--- Start ---

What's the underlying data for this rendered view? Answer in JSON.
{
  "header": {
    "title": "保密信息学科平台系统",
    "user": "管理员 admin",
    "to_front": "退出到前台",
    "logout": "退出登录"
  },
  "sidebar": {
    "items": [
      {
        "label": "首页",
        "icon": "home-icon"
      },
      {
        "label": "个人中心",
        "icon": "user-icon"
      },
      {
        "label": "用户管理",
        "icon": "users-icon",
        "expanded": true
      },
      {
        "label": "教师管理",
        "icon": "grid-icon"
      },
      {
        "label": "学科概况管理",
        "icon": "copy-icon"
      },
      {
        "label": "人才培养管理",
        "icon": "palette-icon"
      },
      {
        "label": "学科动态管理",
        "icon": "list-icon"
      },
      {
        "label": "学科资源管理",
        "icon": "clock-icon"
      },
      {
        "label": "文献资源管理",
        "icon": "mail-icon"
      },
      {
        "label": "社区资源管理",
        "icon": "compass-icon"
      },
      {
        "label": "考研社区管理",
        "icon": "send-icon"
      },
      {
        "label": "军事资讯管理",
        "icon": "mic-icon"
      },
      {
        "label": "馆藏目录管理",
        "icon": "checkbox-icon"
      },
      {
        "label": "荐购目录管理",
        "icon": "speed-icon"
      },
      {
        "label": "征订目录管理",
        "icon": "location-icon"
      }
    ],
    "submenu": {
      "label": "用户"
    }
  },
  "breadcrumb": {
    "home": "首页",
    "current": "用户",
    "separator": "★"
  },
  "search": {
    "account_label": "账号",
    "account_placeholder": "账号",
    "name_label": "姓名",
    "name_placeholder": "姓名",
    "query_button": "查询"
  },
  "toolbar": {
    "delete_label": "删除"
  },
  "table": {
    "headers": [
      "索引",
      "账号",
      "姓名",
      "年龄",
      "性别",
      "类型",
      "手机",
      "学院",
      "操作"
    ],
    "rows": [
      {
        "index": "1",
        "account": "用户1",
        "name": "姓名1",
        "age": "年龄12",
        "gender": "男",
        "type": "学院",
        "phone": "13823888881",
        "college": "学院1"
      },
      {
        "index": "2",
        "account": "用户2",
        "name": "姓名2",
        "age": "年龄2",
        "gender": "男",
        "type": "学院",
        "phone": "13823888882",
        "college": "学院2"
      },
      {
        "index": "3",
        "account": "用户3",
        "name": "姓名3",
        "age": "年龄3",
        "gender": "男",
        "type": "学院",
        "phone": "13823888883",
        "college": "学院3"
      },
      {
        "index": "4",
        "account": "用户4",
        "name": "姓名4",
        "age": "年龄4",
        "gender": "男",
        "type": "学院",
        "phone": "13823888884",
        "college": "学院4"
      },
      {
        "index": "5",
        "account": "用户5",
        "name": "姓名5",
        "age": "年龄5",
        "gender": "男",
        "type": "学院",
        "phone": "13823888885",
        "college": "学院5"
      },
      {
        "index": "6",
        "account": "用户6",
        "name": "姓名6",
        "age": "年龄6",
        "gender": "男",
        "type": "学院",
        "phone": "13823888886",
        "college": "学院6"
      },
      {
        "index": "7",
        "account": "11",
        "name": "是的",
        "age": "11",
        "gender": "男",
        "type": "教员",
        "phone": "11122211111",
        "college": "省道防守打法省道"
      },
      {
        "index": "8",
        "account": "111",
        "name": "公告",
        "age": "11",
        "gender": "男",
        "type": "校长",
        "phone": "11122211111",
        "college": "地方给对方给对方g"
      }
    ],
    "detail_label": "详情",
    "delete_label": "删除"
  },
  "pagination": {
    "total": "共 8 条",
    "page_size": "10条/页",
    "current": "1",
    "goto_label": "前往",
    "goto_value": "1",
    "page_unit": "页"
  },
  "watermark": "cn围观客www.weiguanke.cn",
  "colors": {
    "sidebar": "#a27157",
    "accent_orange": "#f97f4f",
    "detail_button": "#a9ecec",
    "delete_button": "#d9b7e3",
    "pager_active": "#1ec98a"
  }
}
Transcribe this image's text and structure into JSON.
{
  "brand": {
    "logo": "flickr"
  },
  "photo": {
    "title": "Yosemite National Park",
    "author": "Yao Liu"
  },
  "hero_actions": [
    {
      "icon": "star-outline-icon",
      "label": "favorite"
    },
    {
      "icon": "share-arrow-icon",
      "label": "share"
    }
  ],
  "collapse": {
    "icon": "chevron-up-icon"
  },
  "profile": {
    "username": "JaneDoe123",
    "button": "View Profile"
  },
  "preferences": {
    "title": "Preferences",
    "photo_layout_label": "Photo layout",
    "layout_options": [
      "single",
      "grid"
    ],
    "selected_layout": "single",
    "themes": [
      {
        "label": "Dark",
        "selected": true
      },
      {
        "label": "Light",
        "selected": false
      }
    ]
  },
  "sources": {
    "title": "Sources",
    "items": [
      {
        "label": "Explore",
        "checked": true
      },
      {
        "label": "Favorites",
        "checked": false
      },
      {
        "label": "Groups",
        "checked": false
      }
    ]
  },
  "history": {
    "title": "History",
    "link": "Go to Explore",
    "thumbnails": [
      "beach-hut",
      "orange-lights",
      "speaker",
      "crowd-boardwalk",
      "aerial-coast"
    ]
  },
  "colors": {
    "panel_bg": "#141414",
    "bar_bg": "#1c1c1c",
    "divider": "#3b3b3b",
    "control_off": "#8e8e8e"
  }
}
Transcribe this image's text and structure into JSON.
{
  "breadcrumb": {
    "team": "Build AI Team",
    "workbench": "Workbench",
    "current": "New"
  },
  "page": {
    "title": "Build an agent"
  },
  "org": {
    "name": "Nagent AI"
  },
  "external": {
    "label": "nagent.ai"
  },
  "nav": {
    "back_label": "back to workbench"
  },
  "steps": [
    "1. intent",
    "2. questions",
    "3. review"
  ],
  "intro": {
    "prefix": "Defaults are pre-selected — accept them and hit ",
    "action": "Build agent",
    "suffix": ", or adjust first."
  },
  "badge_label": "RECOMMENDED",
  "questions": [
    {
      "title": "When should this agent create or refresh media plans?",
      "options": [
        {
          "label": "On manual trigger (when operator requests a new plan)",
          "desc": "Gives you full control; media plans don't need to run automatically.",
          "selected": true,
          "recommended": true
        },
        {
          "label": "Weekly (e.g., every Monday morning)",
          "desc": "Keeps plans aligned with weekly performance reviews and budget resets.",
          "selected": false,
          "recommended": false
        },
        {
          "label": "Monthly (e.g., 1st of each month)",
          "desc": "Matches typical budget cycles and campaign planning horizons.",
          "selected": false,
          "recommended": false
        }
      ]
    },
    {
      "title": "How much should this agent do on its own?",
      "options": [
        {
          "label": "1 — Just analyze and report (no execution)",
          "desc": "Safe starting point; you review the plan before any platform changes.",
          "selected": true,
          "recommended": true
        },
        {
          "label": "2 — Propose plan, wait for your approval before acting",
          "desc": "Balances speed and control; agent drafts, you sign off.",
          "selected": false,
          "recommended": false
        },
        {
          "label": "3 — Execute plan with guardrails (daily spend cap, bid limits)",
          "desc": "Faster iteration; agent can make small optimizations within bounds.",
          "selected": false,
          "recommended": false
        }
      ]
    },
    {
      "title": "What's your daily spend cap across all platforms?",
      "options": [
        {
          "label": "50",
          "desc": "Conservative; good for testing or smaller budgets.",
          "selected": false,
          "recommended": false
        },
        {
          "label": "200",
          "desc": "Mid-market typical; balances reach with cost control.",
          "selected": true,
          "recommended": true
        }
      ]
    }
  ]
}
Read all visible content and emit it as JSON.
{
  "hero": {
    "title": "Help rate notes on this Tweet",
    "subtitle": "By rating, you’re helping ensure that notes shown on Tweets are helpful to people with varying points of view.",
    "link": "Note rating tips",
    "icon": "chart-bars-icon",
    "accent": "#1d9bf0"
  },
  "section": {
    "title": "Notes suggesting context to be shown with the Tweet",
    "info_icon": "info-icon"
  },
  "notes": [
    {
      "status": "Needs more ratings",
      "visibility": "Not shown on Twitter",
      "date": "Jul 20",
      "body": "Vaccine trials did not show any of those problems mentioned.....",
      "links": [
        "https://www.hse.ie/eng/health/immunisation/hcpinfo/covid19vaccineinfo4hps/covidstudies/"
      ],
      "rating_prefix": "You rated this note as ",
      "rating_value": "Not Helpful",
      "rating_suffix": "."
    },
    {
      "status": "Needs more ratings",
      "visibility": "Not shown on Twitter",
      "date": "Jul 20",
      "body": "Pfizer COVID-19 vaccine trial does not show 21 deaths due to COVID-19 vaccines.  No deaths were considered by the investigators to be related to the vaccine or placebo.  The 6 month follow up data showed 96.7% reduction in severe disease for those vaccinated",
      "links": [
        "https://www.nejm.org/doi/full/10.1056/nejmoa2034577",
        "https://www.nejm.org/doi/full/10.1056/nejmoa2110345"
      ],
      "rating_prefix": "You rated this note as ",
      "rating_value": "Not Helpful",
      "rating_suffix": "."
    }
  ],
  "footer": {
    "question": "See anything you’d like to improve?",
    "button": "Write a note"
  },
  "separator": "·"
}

--- End ---

Objective ::
From the data above, count the lines where "daily" occurs and give that figure and nothing else.

Task answer ::
2